Records from a data source:
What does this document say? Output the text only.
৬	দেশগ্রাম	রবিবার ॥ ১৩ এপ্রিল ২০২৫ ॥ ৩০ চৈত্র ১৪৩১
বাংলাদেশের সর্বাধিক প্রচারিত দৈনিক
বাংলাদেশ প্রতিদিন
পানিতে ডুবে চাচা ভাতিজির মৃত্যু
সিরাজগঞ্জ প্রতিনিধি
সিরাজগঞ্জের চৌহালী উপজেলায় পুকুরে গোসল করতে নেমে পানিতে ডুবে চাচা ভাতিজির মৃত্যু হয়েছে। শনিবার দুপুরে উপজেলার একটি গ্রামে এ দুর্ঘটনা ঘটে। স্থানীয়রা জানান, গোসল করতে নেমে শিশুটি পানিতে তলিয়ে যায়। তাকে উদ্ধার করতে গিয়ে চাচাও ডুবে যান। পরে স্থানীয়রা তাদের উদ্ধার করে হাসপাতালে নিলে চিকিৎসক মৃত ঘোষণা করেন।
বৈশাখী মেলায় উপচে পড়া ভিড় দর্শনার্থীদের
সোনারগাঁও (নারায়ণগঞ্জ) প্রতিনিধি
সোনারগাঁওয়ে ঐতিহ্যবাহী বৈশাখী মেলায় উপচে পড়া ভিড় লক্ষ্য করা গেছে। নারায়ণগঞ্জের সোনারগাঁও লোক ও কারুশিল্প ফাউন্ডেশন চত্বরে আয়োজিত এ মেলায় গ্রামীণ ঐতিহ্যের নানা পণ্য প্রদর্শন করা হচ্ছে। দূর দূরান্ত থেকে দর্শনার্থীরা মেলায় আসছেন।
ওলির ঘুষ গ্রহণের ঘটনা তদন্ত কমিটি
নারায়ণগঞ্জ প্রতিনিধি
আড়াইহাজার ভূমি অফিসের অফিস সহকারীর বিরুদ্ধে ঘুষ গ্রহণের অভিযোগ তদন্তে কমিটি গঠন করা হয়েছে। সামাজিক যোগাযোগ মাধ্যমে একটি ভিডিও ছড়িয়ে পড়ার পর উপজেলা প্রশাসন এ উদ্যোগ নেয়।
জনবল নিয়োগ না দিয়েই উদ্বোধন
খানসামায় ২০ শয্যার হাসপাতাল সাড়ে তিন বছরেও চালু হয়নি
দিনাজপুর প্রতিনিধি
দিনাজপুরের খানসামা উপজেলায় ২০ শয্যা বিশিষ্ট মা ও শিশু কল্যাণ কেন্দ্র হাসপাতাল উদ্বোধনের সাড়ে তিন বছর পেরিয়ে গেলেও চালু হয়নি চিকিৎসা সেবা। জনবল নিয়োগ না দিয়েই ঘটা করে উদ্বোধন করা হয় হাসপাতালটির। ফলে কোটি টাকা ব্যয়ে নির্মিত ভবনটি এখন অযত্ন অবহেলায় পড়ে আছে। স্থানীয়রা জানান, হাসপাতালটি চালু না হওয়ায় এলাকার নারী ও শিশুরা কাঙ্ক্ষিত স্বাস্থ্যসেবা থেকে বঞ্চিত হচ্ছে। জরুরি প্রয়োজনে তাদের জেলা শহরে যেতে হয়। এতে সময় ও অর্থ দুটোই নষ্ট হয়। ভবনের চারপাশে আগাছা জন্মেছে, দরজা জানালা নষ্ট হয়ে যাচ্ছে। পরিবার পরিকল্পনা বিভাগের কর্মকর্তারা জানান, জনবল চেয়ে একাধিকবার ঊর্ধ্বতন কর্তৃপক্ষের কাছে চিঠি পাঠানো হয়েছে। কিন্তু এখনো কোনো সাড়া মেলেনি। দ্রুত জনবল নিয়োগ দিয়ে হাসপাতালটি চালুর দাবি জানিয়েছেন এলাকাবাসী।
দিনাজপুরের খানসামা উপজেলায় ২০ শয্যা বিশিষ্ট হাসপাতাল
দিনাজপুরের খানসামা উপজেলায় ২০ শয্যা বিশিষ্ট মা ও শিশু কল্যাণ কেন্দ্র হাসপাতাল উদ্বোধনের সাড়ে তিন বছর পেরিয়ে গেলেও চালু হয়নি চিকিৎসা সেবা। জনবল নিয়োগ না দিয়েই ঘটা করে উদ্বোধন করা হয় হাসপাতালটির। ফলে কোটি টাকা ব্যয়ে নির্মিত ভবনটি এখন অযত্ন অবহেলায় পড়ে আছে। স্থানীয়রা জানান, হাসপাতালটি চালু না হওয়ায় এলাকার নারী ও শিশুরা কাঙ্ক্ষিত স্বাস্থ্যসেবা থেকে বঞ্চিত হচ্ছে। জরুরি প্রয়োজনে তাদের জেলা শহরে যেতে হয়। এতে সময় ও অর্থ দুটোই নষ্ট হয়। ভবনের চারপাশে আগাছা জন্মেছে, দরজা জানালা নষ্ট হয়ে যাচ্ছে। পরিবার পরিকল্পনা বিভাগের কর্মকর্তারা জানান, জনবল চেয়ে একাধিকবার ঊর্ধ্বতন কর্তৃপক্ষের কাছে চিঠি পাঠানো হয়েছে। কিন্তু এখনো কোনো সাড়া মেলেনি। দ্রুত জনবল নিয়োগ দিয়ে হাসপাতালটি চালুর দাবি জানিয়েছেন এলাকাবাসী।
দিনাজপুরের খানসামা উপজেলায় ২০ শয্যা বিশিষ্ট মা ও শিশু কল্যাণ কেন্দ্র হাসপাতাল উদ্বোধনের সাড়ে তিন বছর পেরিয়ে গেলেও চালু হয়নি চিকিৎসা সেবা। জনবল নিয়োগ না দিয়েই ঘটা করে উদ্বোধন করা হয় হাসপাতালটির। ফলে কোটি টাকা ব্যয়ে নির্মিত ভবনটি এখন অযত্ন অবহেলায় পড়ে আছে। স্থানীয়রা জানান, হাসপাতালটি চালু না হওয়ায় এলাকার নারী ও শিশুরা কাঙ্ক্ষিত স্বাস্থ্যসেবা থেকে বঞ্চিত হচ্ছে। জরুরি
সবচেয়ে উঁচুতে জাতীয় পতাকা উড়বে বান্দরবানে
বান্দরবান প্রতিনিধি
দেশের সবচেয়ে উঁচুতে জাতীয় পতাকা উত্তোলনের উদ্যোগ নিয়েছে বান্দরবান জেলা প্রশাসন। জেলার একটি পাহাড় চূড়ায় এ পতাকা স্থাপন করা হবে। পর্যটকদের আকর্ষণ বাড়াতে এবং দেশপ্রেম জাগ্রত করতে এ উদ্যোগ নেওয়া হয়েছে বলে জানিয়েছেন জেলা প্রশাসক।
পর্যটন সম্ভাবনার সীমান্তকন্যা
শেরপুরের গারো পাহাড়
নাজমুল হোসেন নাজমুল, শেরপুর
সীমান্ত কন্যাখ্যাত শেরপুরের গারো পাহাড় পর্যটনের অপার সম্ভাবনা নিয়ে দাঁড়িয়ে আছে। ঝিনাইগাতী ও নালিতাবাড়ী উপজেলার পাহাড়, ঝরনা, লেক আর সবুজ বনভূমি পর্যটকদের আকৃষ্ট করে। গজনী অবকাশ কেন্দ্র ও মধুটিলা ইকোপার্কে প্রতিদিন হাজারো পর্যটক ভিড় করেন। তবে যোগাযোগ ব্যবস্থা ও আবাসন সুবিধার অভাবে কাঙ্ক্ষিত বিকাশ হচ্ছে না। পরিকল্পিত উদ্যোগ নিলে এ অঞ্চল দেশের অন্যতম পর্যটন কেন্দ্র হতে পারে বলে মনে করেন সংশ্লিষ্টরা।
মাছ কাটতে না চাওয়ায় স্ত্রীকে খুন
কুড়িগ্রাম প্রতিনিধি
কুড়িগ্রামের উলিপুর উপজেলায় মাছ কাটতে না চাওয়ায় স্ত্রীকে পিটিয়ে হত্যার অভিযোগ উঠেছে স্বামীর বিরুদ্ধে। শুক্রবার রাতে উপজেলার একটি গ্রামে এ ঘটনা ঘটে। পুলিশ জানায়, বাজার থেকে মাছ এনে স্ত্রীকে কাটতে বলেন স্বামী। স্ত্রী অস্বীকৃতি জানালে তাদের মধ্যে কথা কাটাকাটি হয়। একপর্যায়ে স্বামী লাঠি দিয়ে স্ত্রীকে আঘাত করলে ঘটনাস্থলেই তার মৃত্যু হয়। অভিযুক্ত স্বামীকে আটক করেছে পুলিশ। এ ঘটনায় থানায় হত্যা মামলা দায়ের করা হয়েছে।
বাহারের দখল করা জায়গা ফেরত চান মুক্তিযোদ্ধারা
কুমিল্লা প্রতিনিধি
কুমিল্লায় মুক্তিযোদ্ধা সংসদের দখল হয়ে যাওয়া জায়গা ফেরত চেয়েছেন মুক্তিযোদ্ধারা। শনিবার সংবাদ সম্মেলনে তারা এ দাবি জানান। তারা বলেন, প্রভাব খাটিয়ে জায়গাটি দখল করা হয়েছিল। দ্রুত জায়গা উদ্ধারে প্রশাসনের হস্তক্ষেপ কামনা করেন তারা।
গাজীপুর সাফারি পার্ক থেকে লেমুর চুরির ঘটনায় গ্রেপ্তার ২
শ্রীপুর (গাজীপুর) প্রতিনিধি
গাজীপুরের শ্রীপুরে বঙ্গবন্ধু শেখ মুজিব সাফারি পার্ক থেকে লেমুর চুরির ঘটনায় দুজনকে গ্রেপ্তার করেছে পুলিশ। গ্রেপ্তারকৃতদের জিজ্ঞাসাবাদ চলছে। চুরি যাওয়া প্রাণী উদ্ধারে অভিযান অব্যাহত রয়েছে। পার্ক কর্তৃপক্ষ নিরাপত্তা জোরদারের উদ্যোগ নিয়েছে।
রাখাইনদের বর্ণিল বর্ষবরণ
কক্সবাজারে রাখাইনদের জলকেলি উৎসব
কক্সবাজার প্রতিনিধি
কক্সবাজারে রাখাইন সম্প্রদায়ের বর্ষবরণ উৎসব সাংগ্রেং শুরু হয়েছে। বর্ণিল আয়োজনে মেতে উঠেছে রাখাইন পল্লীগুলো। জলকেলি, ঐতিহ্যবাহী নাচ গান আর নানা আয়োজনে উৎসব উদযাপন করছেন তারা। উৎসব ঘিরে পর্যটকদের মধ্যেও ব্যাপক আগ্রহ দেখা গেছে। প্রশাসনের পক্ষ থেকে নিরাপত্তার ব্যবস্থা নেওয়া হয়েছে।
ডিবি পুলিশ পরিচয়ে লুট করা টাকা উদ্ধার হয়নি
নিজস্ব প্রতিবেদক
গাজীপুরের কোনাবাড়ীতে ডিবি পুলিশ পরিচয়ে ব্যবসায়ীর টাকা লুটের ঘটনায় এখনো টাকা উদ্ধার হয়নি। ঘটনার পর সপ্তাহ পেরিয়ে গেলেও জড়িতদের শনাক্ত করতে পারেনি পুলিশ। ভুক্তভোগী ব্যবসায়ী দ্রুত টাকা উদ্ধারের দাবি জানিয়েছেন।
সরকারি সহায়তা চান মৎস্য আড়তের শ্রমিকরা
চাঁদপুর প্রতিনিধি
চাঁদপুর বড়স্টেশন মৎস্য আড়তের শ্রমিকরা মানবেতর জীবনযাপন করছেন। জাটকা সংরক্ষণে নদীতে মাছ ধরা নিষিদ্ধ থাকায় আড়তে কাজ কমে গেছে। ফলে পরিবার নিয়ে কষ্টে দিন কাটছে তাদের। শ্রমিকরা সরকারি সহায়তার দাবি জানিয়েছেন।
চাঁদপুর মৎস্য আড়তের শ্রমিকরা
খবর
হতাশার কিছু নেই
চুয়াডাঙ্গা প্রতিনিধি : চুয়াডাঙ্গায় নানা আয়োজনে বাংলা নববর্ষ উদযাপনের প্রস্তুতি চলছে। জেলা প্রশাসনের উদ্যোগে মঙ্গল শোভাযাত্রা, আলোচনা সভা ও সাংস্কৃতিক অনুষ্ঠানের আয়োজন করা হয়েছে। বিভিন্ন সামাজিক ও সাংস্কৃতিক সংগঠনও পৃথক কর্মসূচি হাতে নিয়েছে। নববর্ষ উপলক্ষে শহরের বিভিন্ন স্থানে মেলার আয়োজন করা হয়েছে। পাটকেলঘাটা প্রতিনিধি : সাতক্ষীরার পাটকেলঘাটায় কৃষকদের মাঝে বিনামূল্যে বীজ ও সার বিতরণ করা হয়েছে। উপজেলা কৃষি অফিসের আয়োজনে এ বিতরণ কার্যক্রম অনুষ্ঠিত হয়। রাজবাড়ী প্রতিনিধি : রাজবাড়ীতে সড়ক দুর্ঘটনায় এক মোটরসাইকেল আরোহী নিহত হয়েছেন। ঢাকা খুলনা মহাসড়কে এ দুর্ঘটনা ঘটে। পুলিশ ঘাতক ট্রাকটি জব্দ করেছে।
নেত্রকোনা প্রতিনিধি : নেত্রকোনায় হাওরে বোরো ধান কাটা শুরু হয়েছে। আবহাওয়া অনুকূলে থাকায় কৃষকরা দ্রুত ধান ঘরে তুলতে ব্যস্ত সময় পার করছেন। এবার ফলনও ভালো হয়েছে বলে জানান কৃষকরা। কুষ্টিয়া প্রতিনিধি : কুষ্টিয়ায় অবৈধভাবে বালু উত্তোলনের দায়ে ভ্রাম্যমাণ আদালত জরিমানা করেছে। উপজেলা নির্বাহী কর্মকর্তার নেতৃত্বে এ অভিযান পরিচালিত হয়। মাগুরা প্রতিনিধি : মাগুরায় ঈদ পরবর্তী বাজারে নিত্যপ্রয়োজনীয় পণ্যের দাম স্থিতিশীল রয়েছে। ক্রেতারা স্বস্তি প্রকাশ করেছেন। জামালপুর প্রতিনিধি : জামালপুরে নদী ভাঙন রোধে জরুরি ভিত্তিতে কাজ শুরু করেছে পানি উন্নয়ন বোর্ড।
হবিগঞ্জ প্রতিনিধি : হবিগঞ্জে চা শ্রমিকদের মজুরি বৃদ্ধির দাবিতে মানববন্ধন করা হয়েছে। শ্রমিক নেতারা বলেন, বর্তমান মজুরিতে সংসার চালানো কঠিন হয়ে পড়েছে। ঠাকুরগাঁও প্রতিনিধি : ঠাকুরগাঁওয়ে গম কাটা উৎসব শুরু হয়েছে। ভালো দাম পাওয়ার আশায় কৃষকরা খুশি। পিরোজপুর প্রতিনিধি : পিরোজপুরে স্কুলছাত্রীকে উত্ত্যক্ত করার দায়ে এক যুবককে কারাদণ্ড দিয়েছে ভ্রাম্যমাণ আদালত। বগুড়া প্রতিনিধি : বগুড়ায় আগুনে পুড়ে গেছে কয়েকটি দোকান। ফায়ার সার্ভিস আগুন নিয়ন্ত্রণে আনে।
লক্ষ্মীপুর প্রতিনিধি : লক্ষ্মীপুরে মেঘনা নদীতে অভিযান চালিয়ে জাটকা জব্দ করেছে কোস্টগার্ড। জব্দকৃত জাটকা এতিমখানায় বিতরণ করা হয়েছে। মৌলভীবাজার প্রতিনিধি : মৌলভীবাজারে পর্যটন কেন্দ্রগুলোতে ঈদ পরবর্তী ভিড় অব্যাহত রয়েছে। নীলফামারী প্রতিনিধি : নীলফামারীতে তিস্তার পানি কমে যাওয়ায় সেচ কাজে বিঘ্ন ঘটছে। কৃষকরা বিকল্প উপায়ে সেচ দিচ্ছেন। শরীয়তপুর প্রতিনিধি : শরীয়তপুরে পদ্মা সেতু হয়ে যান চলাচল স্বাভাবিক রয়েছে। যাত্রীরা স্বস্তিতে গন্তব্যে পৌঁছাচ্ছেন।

_TASK TO COMPLETE_. Lines from the records above that hold "ষবরণ" are the ones to list.

_ANSWER TO THE TASK_.
রাখাইনদের বর্ণিল বর্ষবরণ
কক্সবাজারে রাখাইন সম্প্রদায়ের বর্ষবরণ উৎসব সাংগ্রেং শুরু হয়েছে। বর্ণিল আয়োজনে মেতে উঠেছে রাখাইন পল্লীগুলো। জলকেলি, ঐতিহ্যবাহী নাচ গান আর নানা আয়োজনে উৎসব উদযাপন করছেন তারা। উৎসব ঘিরে পর্যটকদের মধ্যেও ব্যাপক আগ্রহ দেখা গেছে। প্রশাসনের পক্ষ থেকে নিরাপত্তার ব্যবস্থা নেওয়া হয়েছে।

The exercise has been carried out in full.